Records from a data source
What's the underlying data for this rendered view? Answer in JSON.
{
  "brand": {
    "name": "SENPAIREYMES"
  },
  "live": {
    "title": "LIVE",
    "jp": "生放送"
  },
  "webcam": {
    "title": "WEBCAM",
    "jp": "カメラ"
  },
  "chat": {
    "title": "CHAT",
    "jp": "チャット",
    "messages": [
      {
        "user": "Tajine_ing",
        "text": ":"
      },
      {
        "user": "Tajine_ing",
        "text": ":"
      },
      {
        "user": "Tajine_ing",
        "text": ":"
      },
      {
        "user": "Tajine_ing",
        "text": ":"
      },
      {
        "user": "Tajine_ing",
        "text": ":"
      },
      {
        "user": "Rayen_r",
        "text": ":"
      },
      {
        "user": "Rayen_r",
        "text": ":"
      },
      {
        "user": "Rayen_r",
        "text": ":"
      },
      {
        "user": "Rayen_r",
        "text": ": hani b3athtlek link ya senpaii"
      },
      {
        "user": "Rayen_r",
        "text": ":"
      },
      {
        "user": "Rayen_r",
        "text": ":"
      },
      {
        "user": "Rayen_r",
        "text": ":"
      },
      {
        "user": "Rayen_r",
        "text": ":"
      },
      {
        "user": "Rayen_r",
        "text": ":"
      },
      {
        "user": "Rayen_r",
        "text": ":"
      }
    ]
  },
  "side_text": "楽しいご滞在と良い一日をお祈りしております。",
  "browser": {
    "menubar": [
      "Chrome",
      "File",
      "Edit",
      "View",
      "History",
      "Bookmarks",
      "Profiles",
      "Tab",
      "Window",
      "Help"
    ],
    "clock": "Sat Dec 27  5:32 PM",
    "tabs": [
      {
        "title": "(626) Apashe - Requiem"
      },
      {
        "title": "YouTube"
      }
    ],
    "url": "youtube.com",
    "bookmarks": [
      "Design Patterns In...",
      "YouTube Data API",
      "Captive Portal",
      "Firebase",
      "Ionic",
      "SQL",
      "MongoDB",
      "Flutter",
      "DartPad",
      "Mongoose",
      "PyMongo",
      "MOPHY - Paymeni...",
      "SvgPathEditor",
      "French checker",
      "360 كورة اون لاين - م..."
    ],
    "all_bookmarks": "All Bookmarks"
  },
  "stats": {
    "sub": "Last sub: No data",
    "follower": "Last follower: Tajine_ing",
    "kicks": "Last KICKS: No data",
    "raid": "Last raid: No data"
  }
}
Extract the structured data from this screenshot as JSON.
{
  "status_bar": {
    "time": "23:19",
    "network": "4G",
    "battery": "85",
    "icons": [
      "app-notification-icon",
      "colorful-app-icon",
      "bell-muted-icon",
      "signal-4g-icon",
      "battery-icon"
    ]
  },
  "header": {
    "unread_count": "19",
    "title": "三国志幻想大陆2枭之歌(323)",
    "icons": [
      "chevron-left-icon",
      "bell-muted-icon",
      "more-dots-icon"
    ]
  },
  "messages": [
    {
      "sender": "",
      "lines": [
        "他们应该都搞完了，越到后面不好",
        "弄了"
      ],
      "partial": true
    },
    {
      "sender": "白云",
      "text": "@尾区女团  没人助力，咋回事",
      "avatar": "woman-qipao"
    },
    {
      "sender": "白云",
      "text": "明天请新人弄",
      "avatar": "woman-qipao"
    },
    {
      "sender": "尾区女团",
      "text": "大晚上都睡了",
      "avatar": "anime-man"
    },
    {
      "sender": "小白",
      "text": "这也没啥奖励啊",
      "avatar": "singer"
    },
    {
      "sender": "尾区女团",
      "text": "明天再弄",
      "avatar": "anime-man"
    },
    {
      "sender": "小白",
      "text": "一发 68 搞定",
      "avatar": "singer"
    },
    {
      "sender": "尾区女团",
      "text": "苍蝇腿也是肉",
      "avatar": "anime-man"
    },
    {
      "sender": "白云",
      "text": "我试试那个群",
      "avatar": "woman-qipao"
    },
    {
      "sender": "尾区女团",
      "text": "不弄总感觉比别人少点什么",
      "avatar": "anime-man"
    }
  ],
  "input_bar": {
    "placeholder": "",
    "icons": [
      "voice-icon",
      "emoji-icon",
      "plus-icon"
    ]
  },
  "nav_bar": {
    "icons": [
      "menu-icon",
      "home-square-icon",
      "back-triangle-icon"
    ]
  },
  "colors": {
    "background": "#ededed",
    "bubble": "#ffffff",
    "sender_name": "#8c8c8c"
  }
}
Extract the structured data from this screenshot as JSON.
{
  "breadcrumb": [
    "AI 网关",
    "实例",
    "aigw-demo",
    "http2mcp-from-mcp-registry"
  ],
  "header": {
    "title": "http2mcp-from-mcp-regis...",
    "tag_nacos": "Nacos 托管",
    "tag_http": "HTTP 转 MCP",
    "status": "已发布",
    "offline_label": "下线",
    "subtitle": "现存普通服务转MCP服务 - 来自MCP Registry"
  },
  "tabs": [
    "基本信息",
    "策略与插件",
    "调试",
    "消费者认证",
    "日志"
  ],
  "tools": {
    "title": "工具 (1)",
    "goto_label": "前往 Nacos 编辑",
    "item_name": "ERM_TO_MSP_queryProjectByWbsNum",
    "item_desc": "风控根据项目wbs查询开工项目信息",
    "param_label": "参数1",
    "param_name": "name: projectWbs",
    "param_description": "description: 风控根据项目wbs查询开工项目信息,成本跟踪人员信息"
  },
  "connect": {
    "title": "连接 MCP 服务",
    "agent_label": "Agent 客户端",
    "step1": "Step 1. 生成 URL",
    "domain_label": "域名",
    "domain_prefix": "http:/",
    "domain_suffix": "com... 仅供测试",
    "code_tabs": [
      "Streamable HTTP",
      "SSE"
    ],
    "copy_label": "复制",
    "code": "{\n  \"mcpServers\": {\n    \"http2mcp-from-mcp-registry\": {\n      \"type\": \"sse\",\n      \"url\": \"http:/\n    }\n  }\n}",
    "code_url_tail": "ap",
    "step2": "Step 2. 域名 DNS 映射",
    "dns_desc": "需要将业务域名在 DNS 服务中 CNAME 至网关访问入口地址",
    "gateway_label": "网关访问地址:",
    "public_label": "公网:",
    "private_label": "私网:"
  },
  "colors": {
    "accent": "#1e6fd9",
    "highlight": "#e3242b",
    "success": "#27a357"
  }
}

Problem details: Lines containing the word "Nacos" must all be returned from the material above.

Reply to the task:
    "tag_nacos": "Nacos 托管",
    "goto_label": "前往 Nacos 编辑",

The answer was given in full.